### WHAT YOU SHOULD DO:
Echo the material word for word, from its very beginning down through the line containing "The rod 136 is at (358, 122).", with both ends included. Leave the pictures out of your answer.

[Dataset excerpts]
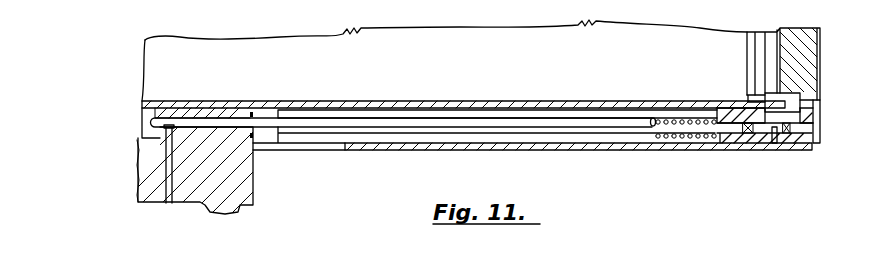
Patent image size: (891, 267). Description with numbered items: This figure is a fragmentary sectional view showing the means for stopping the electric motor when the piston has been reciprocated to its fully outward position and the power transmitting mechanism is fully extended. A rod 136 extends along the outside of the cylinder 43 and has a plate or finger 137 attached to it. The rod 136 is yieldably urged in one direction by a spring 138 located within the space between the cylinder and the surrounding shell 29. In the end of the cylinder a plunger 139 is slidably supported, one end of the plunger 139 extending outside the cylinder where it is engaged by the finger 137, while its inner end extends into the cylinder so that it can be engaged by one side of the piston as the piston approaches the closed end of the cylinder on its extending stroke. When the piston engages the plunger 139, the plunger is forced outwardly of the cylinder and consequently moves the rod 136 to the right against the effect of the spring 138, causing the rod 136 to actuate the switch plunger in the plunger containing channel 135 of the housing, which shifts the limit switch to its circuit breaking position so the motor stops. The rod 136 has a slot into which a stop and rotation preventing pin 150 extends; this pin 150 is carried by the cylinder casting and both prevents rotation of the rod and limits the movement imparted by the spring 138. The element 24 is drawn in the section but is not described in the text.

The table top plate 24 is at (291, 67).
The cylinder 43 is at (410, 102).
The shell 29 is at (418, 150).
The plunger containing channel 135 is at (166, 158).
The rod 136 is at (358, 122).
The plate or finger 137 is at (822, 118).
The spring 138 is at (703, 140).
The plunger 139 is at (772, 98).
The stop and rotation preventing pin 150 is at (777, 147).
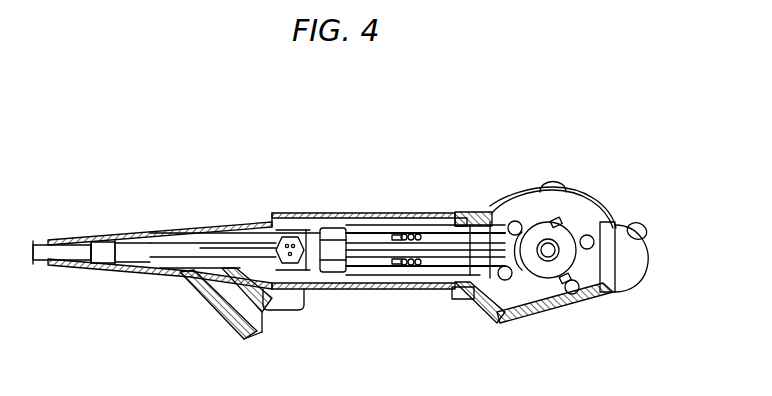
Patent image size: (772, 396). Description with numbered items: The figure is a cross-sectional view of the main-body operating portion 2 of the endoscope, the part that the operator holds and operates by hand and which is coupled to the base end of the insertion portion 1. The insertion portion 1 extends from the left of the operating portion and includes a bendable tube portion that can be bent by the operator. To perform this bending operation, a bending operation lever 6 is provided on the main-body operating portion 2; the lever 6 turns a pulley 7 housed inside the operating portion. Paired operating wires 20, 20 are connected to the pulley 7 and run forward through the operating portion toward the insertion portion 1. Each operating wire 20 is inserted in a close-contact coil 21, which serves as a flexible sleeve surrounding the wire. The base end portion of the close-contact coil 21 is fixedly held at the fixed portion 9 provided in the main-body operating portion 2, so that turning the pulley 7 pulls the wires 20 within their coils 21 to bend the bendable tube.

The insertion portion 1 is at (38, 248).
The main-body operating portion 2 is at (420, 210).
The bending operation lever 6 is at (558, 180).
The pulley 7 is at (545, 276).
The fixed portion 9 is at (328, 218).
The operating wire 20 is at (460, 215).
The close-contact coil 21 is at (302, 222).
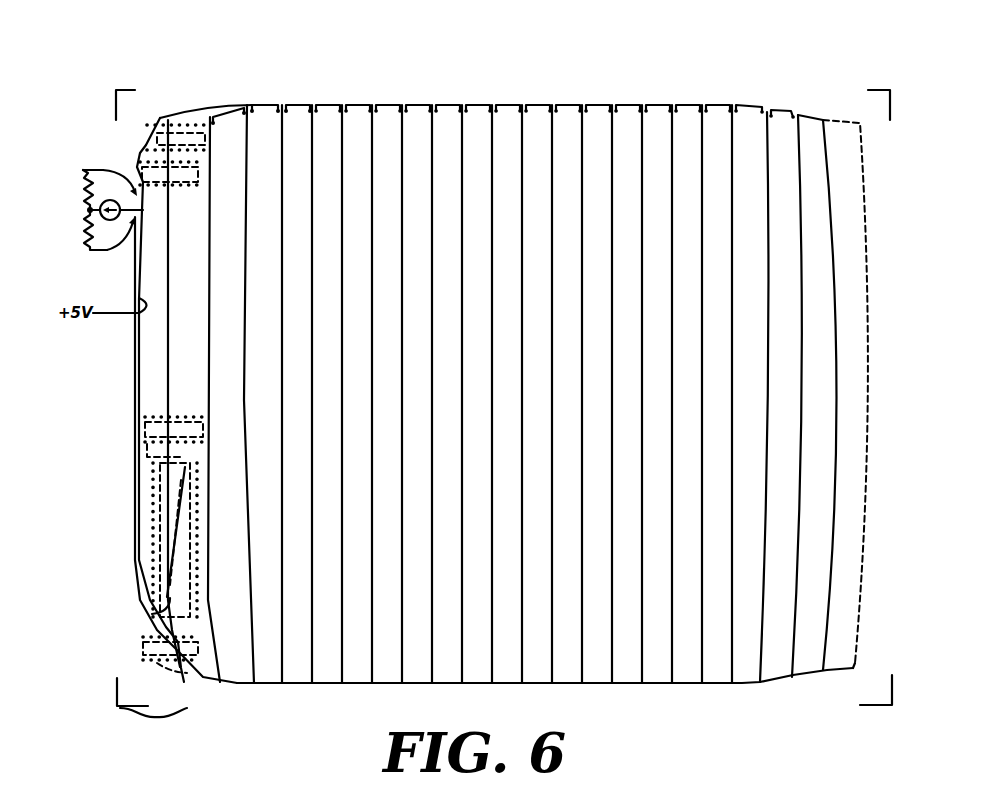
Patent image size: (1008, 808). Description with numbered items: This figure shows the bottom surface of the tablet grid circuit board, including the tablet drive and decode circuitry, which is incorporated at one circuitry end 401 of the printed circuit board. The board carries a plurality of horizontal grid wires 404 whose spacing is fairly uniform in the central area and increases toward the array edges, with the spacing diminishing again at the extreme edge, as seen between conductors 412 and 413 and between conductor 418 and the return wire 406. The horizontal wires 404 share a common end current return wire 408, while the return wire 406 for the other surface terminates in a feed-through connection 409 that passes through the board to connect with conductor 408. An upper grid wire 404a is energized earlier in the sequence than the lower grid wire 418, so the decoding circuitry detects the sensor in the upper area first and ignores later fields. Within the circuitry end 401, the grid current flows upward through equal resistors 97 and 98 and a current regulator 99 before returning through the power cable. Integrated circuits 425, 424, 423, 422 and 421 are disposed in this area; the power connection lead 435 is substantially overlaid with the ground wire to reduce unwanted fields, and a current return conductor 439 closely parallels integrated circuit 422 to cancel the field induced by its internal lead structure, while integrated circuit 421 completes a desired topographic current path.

### ANSWER TO THIS PROBLEM:
Patent image size: (891, 267). Description with numbered items: This figure is a fragmentary sectional view showing the means for stopping the electric motor when the piston has been reciprocated to its fully outward position and the power transmitting mechanism is fully extended. A rod 136 extends along the outside of the cylinder 43 and has a plate or finger 137 attached to it. The rod 136 is yieldably urged in one direction by a spring 138 located within the space between the cylinder and the surrounding shell 29. In the end of the cylinder a plunger 139 is slidably supported, one end of the plunger 139 extending outside the cylinder where it is engaged by the finger 137, while its inner end extends into the cylinder so that it can be engaged by one side of the piston as the piston approaches the closed end of the cylinder on its extending stroke. When the piston engages the plunger 139, the plunger is forced outwardly of the cylinder and consequently moves the rod 136 to the right against the effect of the spring 138, causing the rod 136 to actuate the switch plunger in the plunger containing channel 135 of the housing, which shifts the limit switch to its circuit breaking position so the motor stops. The rod 136 has a slot into which a stop and rotation preventing pin 150 extends; this pin 150 is carried by the cylinder casting and both prevents rotation of the rod and limits the movement imparted by the spring 138. The element 24 is drawn in the section but is not described in the text.

The table top plate 24 is at (291, 67).
The cylinder 43 is at (410, 102).
The shell 29 is at (418, 150).
The plunger containing channel 135 is at (166, 158).
The rod 136 is at (358, 122).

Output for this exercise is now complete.